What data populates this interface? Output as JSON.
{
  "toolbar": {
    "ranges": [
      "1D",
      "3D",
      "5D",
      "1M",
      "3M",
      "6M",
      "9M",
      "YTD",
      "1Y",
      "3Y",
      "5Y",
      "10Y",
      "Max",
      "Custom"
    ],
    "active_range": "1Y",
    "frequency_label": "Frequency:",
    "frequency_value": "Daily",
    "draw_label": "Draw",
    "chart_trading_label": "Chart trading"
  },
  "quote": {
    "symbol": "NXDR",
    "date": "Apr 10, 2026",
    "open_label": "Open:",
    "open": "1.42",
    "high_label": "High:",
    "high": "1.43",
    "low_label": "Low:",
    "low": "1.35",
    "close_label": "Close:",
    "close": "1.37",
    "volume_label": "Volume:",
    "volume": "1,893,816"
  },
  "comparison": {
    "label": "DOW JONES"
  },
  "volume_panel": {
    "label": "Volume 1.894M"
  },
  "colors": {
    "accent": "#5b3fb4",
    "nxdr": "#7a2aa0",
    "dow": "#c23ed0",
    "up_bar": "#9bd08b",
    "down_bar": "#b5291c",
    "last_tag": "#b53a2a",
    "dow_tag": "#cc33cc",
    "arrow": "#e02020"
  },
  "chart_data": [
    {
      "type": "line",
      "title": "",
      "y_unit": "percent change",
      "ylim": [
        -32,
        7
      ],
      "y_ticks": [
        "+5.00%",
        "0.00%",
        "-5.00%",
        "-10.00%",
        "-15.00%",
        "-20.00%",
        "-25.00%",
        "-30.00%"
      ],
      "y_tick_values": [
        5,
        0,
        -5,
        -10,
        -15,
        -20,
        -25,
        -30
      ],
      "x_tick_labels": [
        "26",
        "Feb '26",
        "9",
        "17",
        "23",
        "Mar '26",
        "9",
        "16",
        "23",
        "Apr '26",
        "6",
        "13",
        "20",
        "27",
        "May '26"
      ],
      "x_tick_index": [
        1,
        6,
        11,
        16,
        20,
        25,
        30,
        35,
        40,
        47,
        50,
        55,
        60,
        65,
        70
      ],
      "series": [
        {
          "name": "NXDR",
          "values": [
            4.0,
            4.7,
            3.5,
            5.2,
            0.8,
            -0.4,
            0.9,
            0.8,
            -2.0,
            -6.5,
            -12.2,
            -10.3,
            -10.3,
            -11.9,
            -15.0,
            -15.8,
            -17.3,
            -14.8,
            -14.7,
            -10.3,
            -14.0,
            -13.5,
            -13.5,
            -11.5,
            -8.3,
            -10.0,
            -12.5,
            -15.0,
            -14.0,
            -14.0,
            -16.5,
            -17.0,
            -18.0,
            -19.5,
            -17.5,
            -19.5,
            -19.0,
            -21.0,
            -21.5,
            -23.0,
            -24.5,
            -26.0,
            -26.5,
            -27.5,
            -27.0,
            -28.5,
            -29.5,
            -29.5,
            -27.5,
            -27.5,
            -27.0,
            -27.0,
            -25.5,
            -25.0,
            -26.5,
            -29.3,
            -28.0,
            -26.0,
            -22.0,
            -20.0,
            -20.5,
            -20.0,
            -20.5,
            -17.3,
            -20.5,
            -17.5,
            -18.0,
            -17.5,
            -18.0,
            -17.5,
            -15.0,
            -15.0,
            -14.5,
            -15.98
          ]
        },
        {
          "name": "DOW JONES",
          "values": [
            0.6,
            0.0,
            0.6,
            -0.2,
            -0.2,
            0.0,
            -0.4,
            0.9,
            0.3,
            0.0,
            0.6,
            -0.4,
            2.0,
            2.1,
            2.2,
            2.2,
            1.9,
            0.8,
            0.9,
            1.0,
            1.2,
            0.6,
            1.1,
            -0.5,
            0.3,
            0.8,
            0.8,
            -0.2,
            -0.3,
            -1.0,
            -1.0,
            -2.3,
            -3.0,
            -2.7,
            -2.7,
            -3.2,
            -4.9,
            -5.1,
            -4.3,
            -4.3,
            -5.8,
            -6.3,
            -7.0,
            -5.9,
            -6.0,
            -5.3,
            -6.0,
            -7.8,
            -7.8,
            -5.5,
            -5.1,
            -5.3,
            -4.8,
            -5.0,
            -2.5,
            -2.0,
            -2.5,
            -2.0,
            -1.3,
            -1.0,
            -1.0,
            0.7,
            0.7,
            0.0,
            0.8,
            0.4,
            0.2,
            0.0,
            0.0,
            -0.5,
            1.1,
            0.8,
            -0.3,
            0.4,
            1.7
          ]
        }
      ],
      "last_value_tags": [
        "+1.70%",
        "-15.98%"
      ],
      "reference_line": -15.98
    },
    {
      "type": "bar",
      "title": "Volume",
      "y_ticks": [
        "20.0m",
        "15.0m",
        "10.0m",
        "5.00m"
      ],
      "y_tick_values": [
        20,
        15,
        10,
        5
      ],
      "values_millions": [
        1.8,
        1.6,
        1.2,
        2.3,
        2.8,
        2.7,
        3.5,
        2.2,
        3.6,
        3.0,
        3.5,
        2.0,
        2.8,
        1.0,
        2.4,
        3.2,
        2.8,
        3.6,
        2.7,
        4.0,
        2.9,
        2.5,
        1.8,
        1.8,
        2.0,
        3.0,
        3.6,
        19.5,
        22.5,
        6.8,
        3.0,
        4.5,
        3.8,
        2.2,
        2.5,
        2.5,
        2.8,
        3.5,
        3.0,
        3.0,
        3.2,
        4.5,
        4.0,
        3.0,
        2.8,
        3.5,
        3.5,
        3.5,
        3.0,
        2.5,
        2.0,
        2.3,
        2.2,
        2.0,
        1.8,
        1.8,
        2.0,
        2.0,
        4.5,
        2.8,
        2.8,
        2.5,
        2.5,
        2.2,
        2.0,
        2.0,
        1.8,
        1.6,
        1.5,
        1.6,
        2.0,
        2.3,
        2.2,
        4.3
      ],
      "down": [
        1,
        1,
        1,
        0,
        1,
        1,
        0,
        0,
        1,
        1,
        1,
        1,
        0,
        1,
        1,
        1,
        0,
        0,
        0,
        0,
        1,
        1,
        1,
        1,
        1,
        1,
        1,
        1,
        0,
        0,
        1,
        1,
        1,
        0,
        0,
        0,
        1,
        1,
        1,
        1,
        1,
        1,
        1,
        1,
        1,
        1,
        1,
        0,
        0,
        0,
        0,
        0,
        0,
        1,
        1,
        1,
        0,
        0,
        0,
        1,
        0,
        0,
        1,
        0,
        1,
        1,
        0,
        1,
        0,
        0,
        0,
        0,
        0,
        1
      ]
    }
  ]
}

Aim of the exercise. Copy out all of the records shown above exactly.

Output.
What data populates this interface? Output as JSON.
{
  "toolbar": {
    "ranges": [
      "1D",
      "3D",
      "5D",
      "1M",
      "3M",
      "6M",
      "9M",
      "YTD",
      "1Y",
      "3Y",
      "5Y",
      "10Y",
      "Max",
      "Custom"
    ],
    "active_range": "1Y",
    "frequency_label": "Frequency:",
    "frequency_value": "Daily",
    "draw_label": "Draw",
    "chart_trading_label": "Chart trading"
  },
  "quote": {
    "symbol": "NXDR",
    "date": "Apr 10, 2026",
    "open_label": "Open:",
    "open": "1.42",
    "high_label": "High:",
    "high": "1.43",
    "low_label": "Low:",
    "low": "1.35",
    "close_label": "Close:",
    "close": "1.37",
    "volume_label": "Volume:",
    "volume": "1,893,816"
  },
  "comparison": {
    "label": "DOW JONES"
  },
  "volume_panel": {
    "label": "Volume 1.894M"
  },
  "colors": {
    "accent": "#5b3fb4",
    "nxdr": "#7a2aa0",
    "dow": "#c23ed0",
    "up_bar": "#9bd08b",
    "down_bar": "#b5291c",
    "last_tag": "#b53a2a",
    "dow_tag": "#cc33cc",
    "arrow": "#e02020"
  },
  "chart_data": [
    {
      "type": "line",
      "title": "",
      "y_unit": "percent change",
      "ylim": [
        -32,
        7
      ],
      "y_ticks": [
        "+5.00%",
        "0.00%",
        "-5.00%",
        "-10.00%",
        "-15.00%",
        "-20.00%",
        "-25.00%",
        "-30.00%"
      ],
      "y_tick_values": [
        5,
        0,
        -5,
        -10,
        -15,
        -20,
        -25,
        -30
      ],
      "x_tick_labels": [
        "26",
        "Feb '26",
        "9",
        "17",
        "23",
        "Mar '26",
        "9",
        "16",
        "23",
        "Apr '26",
        "6",
        "13",
        "20",
        "27",
        "May '26"
      ],
      "x_tick_index": [
        1,
        6,
        11,
        16,
        20,
        25,
        30,
        35,
        40,
        47,
        50,
        55,
        60,
        65,
        70
      ],
      "series": [
        {
          "name": "NXDR",
          "values": [
            4.0,
            4.7,
            3.5,
            5.2,
            0.8,
            -0.4,
            0.9,
            0.8,
            -2.0,
            -6.5,
            -12.2,
            -10.3,
            -10.3,
            -11.9,
            -15.0,
            -15.8,
            -17.3,
            -14.8,
            -14.7,
            -10.3,
            -14.0,
            -13.5,
            -13.5,
            -11.5,
            -8.3,
            -10.0,
            -12.5,
            -15.0,
            -14.0,
            -14.0,
            -16.5,
            -17.0,
            -18.0,
            -19.5,
            -17.5,
            -19.5,
            -19.0,
            -21.0,
            -21.5,
            -23.0,
            -24.5,
            -26.0,
            -26.5,
            -27.5,
            -27.0,
            -28.5,
            -29.5,
            -29.5,
            -27.5,
            -27.5,
            -27.0,
            -27.0,
            -25.5,
            -25.0,
            -26.5,
            -29.3,
            -28.0,
            -26.0,
            -22.0,
            -20.0,
            -20.5,
            -20.0,
            -20.5,
            -17.3,
            -20.5,
            -17.5,
            -18.0,
            -17.5,
            -18.0,
            -17.5,
            -15.0,
            -15.0,
            -14.5,
            -15.98
          ]
        },
        {
          "name": "DOW JONES",
          "values": [
            0.6,
            0.0,
            0.6,
            -0.2,
            -0.2,
            0.0,
            -0.4,
            0.9,
            0.3,
            0.0,
            0.6,
            -0.4,
            2.0,
            2.1,
            2.2,
            2.2,
            1.9,
            0.8,
            0.9,
            1.0,
            1.2,
            0.6,
            1.1,
            -0.5,
            0.3,
            0.8,
            0.8,
            -0.2,
            -0.3,
            -1.0,
            -1.0,
            -2.3,
            -3.0,
            -2.7,
            -2.7,
            -3.2,
            -4.9,
            -5.1,
            -4.3,
            -4.3,
            -5.8,
            -6.3,
            -7.0,
            -5.9,
            -6.0,
            -5.3,
            -6.0,
            -7.8,
            -7.8,
            -5.5,
            -5.1,
            -5.3,
            -4.8,
            -5.0,
            -2.5,
            -2.0,
            -2.5,
            -2.0,
            -1.3,
            -1.0,
            -1.0,
            0.7,
            0.7,
            0.0,
            0.8,
            0.4,
            0.2,
            0.0,
            0.0,
            -0.5,
            1.1,
            0.8,
            -0.3,
            0.4,
            1.7
          ]
        }
      ],
      "last_value_tags": [
        "+1.70%",
        "-15.98%"
      ],
      "reference_line": -15.98
    },
    {
      "type": "bar",
      "title": "Volume",
      "y_ticks": [
        "20.0m",
        "15.0m",
        "10.0m",
        "5.00m"
      ],
      "y_tick_values": [
        20,
        15,
        10,
        5
      ],
      "values_millions": [
        1.8,
        1.6,
        1.2,
        2.3,
        2.8,
        2.7,
        3.5,
        2.2,
        3.6,
        3.0,
        3.5,
        2.0,
        2.8,
        1.0,
        2.4,
        3.2,
        2.8,
        3.6,
        2.7,
        4.0,
        2.9,
        2.5,
        1.8,
        1.8,
        2.0,
        3.0,
        3.6,
        19.5,
        22.5,
        6.8,
        3.0,
        4.5,
        3.8,
        2.2,
        2.5,
        2.5,
        2.8,
        3.5,
        3.0,
        3.0,
        3.2,
        4.5,
        4.0,
        3.0,
        2.8,
        3.5,
        3.5,
        3.5,
        3.0,
        2.5,
        2.0,
        2.3,
        2.2,
        2.0,
        1.8,
        1.8,
        2.0,
        2.0,
        4.5,
        2.8,
        2.8,
        2.5,
        2.5,
        2.2,
        2.0,
        2.0,
        1.8,
        1.6,
        1.5,
        1.6,
        2.0,
        2.3,
        2.2,
        4.3
      ],
      "down": [
        1,
        1,
        1,
        0,
        1,
        1,
        0,
        0,
        1,
        1,
        1,
        1,
        0,
        1,
        1,
        1,
        0,
        0,
        0,
        0,
        1,
        1,
        1,
        1,
        1,
        1,
        1,
        1,
        0,
        0,
        1,
        1,
        1,
        0,
        0,
        0,
        1,
        1,
        1,
        1,
        1,
        1,
        1,
        1,
        1,
        1,
        1,
        0,
        0,
        0,
        0,
        0,
        0,
        1,
        1,
        1,
        0,
        0,
        0,
        1,
        0,
        0,
        1,
        0,
        1,
        1,
        0,
        1,
        0,
        0,
        0,
        0,
        0,
        1
      ]
    }
  ]
}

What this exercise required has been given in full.